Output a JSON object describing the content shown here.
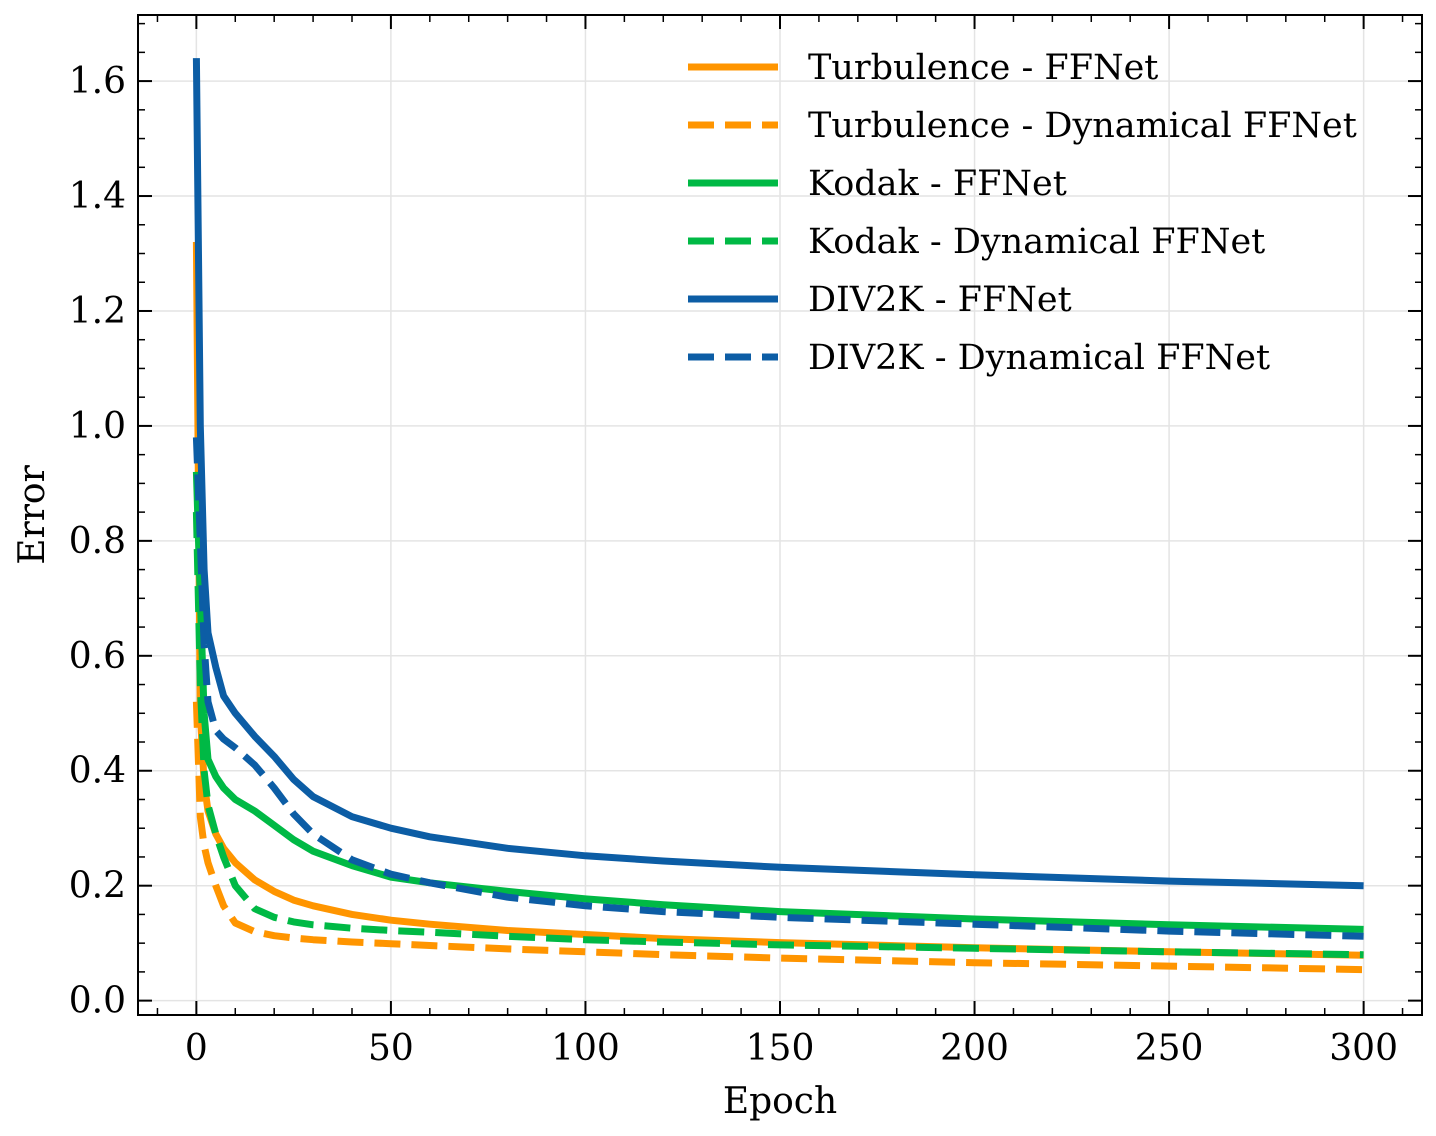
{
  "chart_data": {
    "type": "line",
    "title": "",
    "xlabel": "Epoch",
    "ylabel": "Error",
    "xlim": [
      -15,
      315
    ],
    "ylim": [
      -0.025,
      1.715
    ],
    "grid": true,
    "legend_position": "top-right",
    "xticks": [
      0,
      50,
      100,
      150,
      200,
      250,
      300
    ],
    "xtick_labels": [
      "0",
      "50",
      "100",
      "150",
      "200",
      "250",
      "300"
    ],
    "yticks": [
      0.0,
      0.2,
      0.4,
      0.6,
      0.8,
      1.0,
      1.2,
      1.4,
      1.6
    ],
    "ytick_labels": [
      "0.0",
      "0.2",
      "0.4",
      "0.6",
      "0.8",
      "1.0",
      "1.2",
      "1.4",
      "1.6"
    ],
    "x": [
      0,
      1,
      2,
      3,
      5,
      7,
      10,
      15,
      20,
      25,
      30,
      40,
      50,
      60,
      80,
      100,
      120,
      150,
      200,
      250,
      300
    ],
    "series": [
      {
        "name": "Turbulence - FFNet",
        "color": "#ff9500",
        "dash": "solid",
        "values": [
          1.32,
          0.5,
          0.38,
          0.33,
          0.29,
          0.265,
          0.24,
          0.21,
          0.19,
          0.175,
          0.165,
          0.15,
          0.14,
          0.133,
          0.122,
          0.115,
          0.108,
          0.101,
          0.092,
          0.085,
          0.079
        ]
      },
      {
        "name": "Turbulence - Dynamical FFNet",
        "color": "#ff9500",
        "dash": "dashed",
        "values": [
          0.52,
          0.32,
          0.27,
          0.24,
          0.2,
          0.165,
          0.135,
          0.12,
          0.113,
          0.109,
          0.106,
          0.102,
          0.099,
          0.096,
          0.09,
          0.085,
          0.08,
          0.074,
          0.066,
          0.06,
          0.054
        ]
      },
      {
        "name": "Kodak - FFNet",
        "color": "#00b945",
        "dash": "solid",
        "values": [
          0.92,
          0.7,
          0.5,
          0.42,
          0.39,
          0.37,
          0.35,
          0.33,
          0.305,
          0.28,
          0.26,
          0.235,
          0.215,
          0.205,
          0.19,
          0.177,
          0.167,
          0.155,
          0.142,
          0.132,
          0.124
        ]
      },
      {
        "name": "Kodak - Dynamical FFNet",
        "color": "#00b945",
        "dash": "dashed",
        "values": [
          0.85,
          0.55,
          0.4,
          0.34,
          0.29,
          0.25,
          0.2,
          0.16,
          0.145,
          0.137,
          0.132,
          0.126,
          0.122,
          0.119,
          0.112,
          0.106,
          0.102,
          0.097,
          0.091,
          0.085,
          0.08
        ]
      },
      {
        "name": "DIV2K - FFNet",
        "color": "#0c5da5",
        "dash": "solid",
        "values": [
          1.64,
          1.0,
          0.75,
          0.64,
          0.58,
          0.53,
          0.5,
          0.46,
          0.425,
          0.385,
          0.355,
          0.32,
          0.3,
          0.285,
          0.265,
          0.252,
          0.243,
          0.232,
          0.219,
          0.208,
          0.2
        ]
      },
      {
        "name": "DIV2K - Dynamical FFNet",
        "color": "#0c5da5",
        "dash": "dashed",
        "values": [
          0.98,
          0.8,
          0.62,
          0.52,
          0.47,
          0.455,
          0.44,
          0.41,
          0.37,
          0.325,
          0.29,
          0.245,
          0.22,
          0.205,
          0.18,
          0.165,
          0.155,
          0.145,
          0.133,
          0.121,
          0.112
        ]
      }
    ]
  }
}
——
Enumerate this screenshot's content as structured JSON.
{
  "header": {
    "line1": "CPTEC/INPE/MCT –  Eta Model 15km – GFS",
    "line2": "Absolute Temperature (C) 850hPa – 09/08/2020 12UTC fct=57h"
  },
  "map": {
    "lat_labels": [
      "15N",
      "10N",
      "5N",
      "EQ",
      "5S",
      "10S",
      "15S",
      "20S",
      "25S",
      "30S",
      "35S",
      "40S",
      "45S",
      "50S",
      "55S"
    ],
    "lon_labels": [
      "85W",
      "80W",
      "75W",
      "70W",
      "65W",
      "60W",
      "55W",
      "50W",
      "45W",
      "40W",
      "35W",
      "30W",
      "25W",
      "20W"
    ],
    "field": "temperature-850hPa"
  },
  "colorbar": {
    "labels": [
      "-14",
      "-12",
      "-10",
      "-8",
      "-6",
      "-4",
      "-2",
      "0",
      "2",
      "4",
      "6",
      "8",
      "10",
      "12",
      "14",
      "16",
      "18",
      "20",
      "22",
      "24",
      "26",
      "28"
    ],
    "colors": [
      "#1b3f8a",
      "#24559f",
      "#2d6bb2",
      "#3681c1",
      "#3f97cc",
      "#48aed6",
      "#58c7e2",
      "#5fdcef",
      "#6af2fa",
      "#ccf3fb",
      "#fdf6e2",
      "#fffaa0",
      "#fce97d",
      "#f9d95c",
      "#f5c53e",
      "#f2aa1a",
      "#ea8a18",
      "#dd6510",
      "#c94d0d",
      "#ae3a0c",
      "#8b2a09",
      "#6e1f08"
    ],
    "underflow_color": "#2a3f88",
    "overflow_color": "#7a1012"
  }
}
——
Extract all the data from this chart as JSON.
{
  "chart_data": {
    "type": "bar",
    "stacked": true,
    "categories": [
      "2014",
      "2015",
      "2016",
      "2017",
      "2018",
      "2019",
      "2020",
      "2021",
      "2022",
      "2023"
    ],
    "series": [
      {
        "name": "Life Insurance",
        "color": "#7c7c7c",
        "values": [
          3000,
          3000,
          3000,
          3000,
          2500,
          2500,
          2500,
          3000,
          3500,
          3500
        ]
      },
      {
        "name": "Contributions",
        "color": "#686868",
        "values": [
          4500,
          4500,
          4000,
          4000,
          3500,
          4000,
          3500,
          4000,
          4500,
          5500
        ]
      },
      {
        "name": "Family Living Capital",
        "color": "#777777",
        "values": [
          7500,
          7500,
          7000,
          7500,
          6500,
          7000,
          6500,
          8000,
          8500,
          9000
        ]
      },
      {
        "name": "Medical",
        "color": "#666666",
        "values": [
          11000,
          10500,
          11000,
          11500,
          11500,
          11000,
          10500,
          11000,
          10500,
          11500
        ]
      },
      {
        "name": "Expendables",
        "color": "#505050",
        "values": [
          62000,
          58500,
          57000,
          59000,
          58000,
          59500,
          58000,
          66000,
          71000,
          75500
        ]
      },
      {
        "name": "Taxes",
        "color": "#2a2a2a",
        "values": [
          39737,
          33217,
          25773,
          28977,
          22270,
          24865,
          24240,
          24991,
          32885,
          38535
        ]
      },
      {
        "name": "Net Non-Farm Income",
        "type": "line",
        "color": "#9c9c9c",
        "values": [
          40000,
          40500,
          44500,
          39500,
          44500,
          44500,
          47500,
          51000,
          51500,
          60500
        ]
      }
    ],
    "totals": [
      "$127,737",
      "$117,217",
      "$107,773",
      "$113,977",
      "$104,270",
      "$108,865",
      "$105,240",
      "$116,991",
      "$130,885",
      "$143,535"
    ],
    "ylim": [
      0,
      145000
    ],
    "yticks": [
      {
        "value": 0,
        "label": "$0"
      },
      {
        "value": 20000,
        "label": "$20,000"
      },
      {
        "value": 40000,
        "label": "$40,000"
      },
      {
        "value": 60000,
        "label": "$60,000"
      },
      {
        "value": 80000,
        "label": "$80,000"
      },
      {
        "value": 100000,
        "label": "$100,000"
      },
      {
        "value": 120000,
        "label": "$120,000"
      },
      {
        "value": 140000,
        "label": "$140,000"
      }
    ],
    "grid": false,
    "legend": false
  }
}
——
[What you need to do] Look over the listing. Pull out every line with the string "JSON" in it.

[Solution to the problem]
Output a JSON object describing the content shown here.
Enumerate this screenshot's content as structured JSON.
Extract all the data from this chart as JSON.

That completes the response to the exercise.